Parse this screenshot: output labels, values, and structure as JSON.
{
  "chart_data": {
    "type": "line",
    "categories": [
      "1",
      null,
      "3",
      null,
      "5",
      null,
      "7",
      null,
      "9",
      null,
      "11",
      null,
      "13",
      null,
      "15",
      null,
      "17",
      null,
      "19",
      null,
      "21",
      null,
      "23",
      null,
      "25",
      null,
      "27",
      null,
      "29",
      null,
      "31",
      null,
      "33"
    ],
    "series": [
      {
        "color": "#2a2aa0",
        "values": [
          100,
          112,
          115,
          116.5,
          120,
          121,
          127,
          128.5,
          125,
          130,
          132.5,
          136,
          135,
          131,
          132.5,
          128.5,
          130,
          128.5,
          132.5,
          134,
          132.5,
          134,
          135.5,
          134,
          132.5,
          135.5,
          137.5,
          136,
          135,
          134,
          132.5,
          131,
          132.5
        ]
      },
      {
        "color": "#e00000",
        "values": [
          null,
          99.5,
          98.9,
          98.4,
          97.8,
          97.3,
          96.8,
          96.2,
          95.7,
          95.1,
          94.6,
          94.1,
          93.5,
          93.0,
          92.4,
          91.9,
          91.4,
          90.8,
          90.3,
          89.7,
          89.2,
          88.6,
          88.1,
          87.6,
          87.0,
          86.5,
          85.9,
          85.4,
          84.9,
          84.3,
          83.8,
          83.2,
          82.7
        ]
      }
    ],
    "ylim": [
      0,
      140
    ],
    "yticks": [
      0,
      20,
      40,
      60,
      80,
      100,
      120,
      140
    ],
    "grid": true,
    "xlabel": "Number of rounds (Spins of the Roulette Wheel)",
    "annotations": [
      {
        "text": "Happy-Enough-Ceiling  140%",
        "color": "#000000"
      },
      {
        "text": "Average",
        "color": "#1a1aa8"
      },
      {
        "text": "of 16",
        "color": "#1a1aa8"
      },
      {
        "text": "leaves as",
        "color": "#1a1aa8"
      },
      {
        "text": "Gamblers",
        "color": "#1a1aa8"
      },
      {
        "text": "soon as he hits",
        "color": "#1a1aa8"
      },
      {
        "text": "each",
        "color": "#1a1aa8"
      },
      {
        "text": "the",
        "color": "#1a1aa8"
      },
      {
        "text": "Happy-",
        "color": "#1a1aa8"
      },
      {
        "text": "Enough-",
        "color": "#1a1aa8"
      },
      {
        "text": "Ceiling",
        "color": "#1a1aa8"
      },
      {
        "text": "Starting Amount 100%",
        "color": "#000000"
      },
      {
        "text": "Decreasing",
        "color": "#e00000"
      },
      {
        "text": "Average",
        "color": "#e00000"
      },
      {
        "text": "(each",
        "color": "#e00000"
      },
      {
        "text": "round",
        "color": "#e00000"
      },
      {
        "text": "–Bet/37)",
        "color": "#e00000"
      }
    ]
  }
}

Exercise details: Only lines with the word "Happy" are wanted, so copy each one from the records.

Task response:
        "text": "Happy-Enough-Ceiling  140%",
        "text": "Happy-",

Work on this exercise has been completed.